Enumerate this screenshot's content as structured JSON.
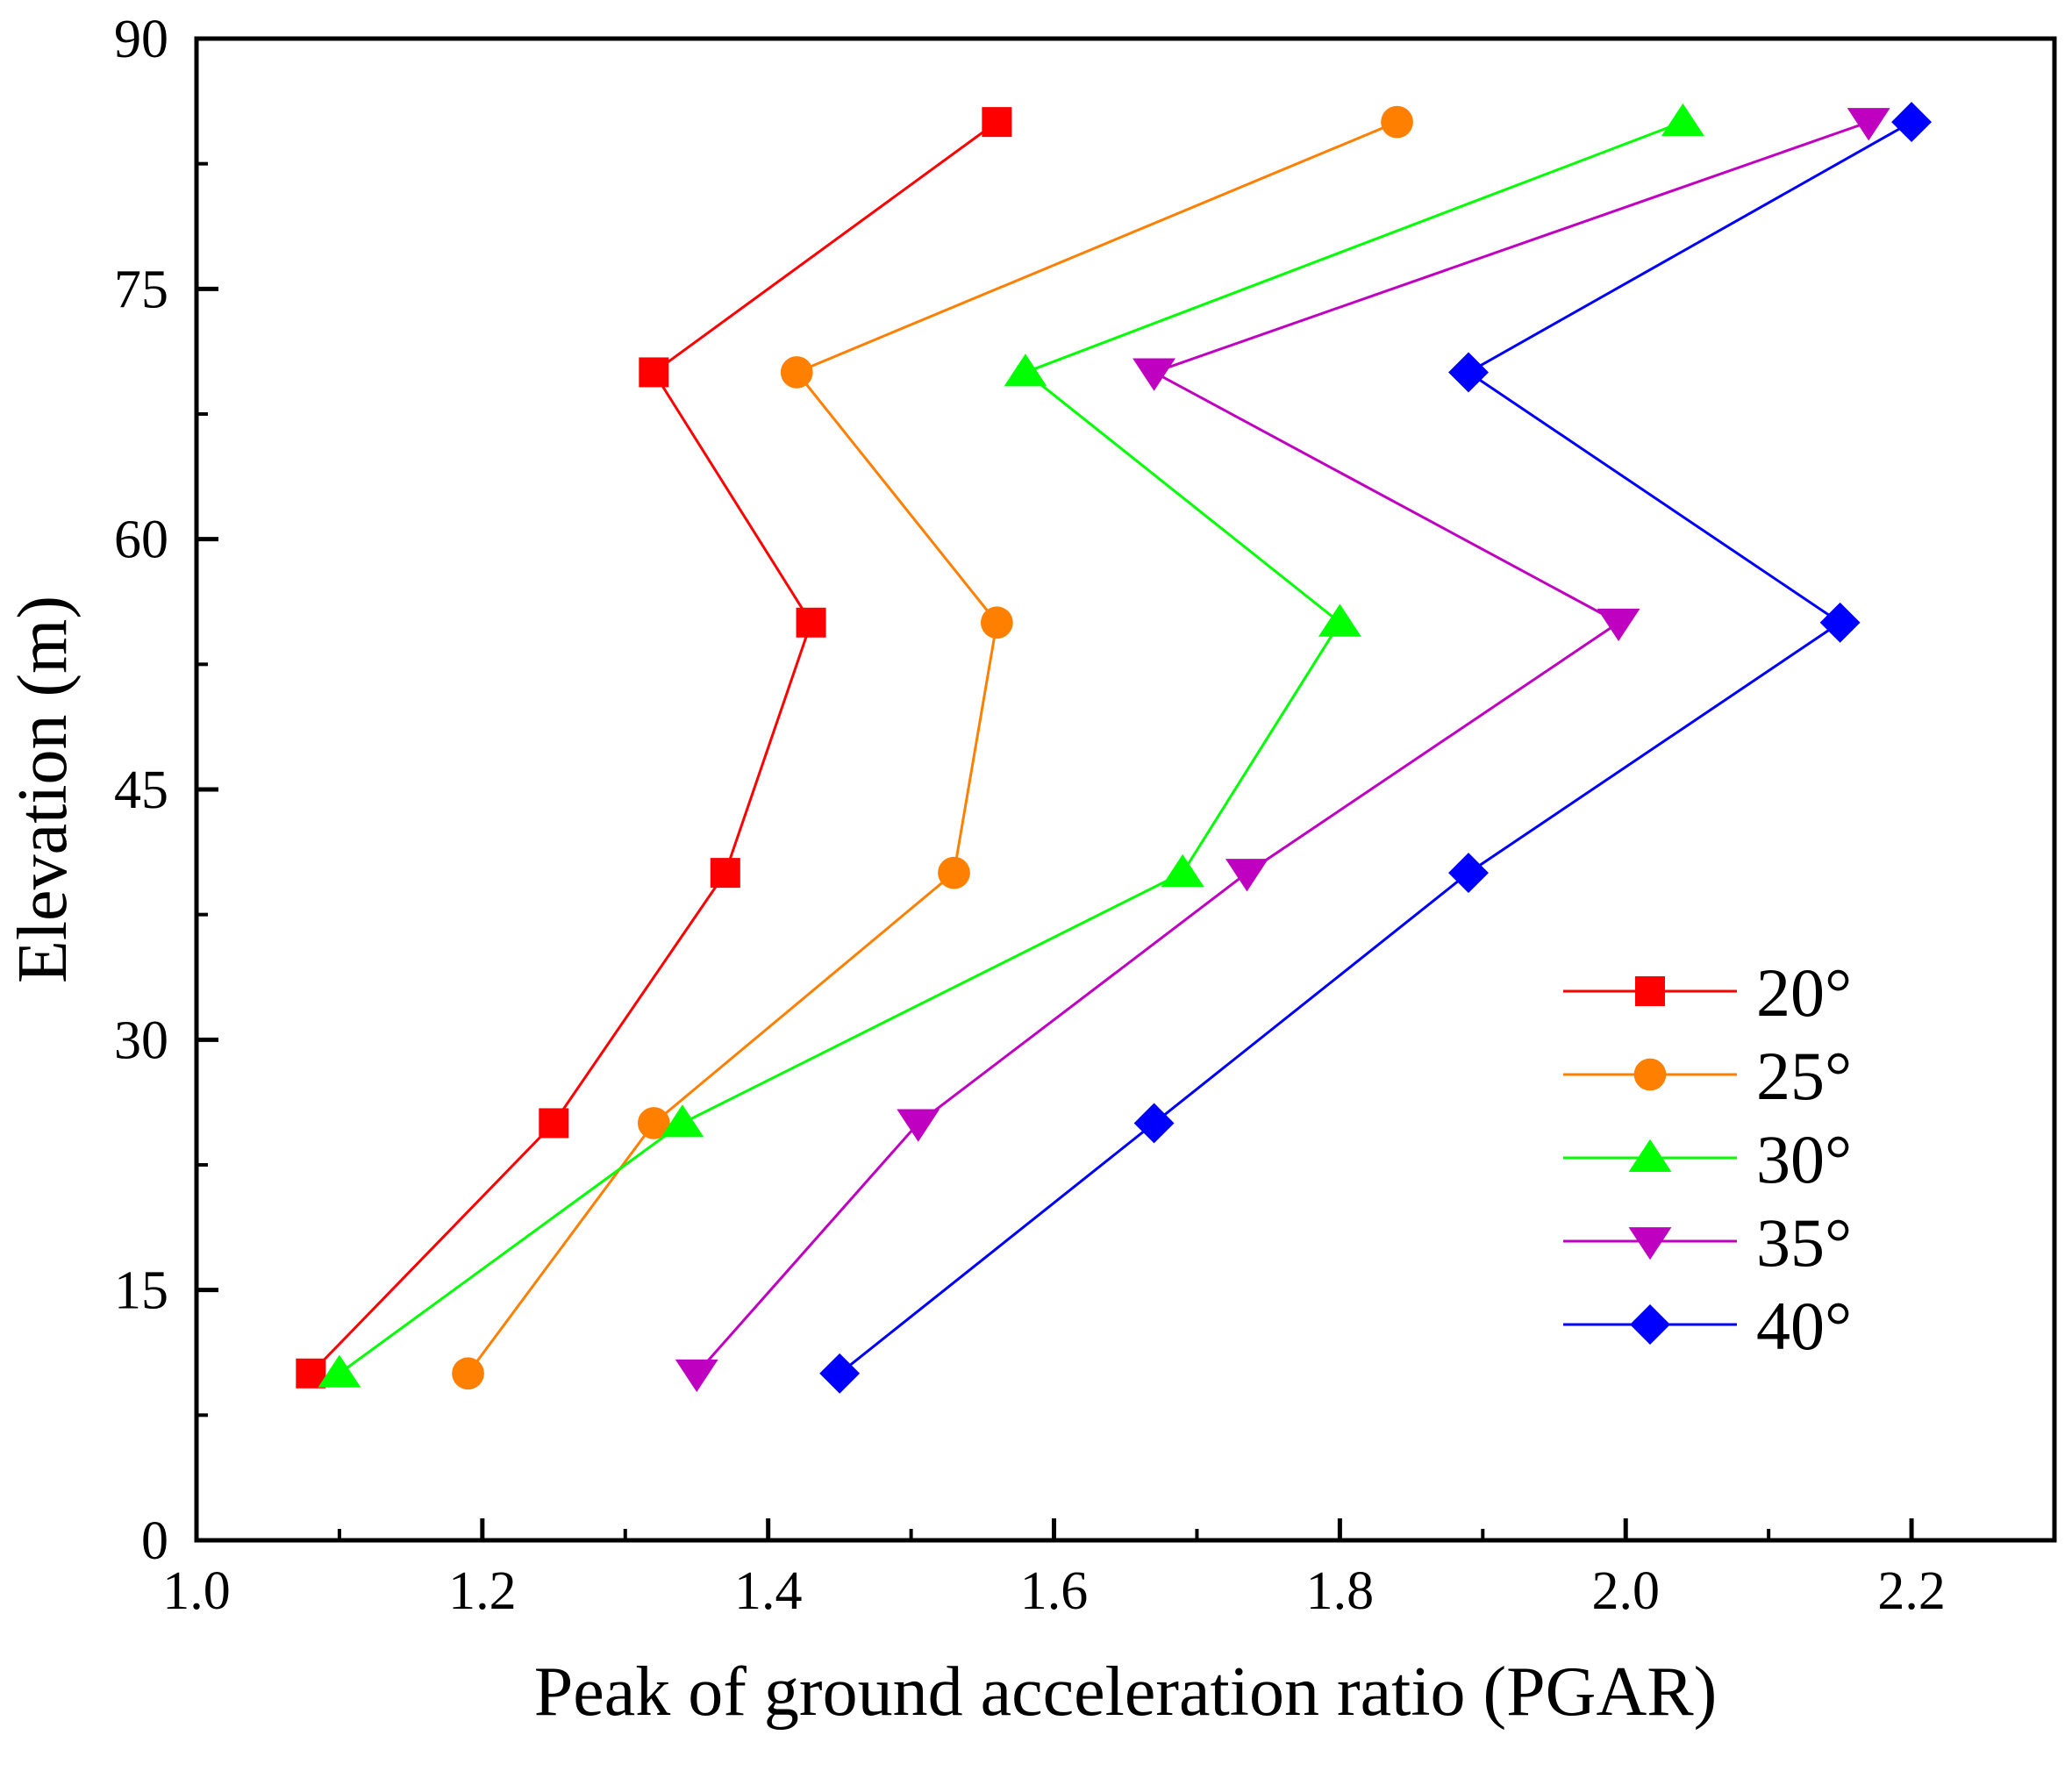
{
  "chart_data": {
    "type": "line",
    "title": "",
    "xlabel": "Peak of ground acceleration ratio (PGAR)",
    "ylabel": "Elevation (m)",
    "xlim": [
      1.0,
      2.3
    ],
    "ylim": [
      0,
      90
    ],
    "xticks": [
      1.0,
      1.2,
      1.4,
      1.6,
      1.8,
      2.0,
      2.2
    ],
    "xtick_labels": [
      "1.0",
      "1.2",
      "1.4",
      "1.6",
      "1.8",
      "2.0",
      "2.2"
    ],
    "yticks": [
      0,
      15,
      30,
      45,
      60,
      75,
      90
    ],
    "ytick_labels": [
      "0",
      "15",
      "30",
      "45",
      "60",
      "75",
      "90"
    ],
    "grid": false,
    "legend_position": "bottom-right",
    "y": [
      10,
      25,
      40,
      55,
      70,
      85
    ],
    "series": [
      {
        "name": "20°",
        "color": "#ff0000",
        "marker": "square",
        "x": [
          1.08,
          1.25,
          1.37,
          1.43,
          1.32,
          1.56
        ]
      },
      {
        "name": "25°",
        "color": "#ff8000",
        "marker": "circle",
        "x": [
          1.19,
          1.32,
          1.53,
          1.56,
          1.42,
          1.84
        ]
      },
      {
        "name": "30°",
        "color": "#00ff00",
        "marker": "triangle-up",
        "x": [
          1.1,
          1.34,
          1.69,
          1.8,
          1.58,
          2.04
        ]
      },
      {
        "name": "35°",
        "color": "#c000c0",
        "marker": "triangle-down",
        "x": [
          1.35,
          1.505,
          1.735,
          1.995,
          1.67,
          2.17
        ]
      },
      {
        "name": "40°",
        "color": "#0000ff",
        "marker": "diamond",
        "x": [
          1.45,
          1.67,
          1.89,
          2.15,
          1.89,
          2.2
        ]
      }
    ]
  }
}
§
**What you should do:**
Pull out all lines from the entries above in which the word "color" appears.

**Task response:**
        "color": "#ff0000",
        "color": "#ff8000",
        "color": "#00ff00",
        "color": "#c000c0",
        "color": "#0000ff",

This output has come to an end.